### GOAL
Reproduce the lines of the material exactly, excluding every image.

### Saved entries
+ + + + +
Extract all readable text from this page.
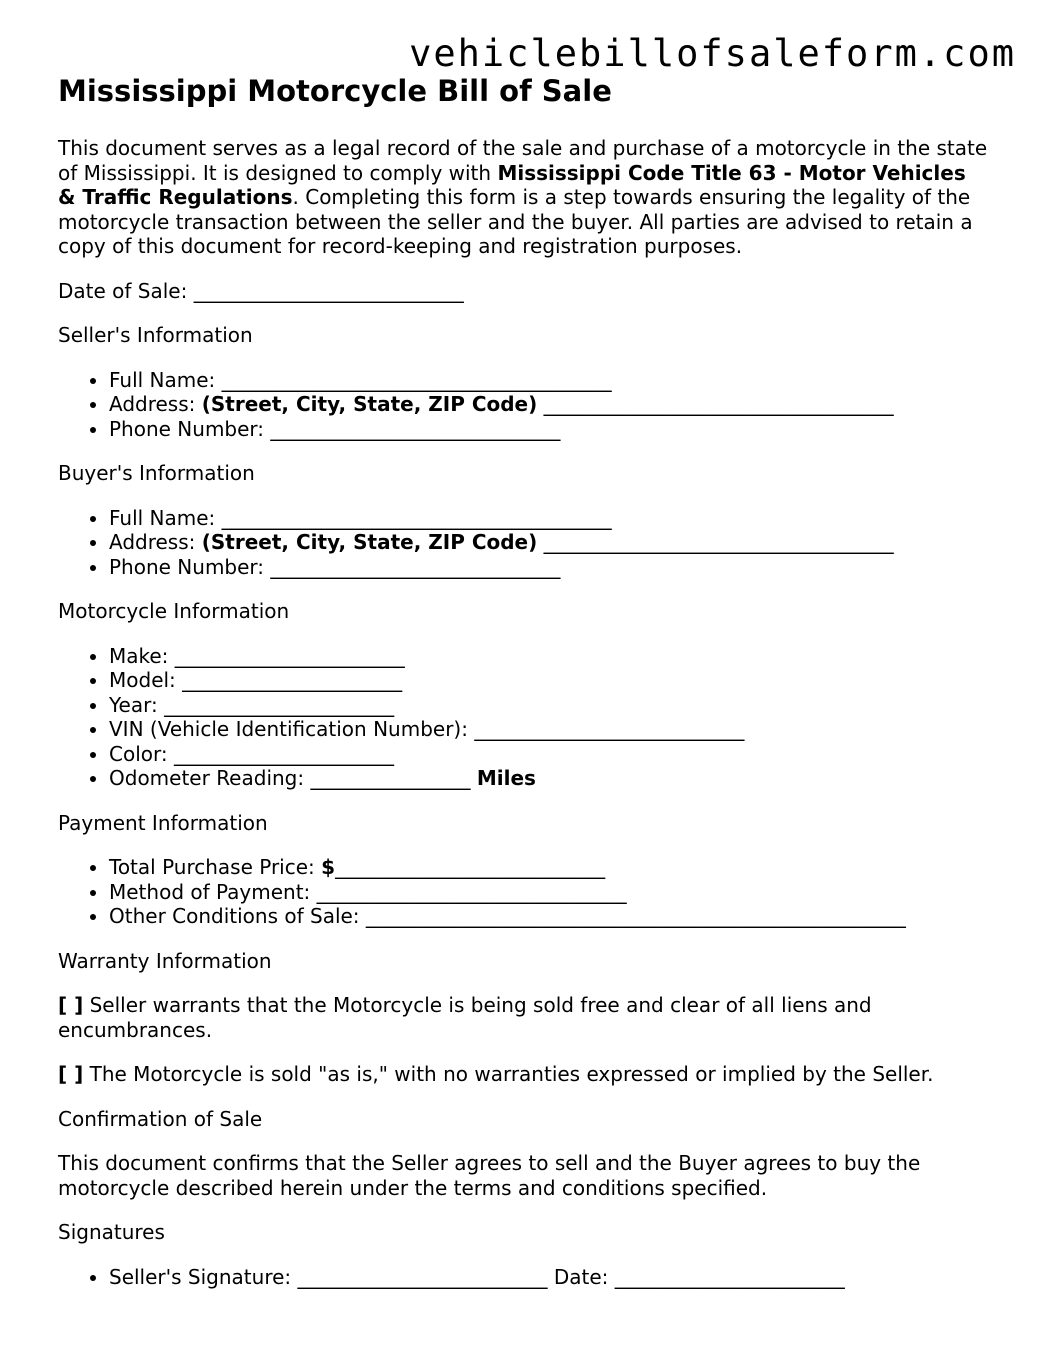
vehiclebillofsaleform.com
Mississippi Motorcycle Bill of Sale

This document serves as a legal record of the sale and purchase of a motorcycle in the state of Mississippi. It is designed to comply with Mississippi Code Title 63 - Motor Vehicles & Traffic Regulations. Completing this form is a step towards ensuring the legality of the motorcycle transaction between the seller and the buyer. All parties are advised to retain a copy of this document for record-keeping and registration purposes.

Date of Sale: ___________________________

Seller's Information

• Full Name: _______________________________________
• Address: (Street, City, State, ZIP Code) ___________________________________
• Phone Number: _____________________________

Buyer's Information

• Full Name: _______________________________________
• Address: (Street, City, State, ZIP Code) ___________________________________
• Phone Number: _____________________________

Motorcycle Information

• Make: _______________________
• Model: ______________________
• Year: _______________________
• VIN (Vehicle Identification Number): ___________________________
• Color: ______________________
• Odometer Reading: ________________ Miles

Payment Information

• Total Purchase Price: $___________________________
• Method of Payment: _______________________________
• Other Conditions of Sale: ______________________________________________________

Warranty Information

[ ] Seller warrants that the Motorcycle is being sold free and clear of all liens and encumbrances.

[ ] The Motorcycle is sold "as is," with no warranties expressed or implied by the Seller.

Confirmation of Sale

This document confirms that the Seller agrees to sell and the Buyer agrees to buy the motorcycle described herein under the terms and conditions specified.

Signatures

• Seller's Signature: _________________________ Date: _______________________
+ + + + +
### RESULT OF THIS EXERCISE
Extract all readable text from this page.
vehiclebillofsaleform.com
Mississippi Motorcycle Bill of Sale

This document serves as a legal record of the sale and purchase of a motorcycle in the state of Mississippi. It is designed to comply with Mississippi Code Title 63 - Motor Vehicles & Traffic Regulations. Completing this form is a step towards ensuring the legality of the motorcycle transaction between the seller and the buyer. All parties are advised to retain a copy of this document for record-keeping and registration purposes.

Date of Sale: ___________________________

Seller's Information

• Full Name: _______________________________________
• Address: (Street, City, State, ZIP Code) ___________________________________
• Phone Number: _____________________________

Buyer's Information

• Full Name: _______________________________________
• Address: (Street, City, State, ZIP Code) ___________________________________
• Phone Number: _____________________________

Motorcycle Information

• Make: _______________________
• Model: ______________________
• Year: _______________________
• VIN (Vehicle Identification Number): ___________________________
• Color: ______________________
• Odometer Reading: ________________ Miles

Payment Information

• Total Purchase Price: $___________________________
• Method of Payment: _______________________________
• Other Conditions of Sale: ______________________________________________________

Warranty Information

[ ] Seller warrants that the Motorcycle is being sold free and clear of all liens and encumbrances.

[ ] The Motorcycle is sold "as is," with no warranties expressed or implied by the Seller.

Confirmation of Sale

This document confirms that the Seller agrees to sell and the Buyer agrees to buy the motorcycle described herein under the terms and conditions specified.

Signatures

• Seller's Signature: _________________________ Date: _______________________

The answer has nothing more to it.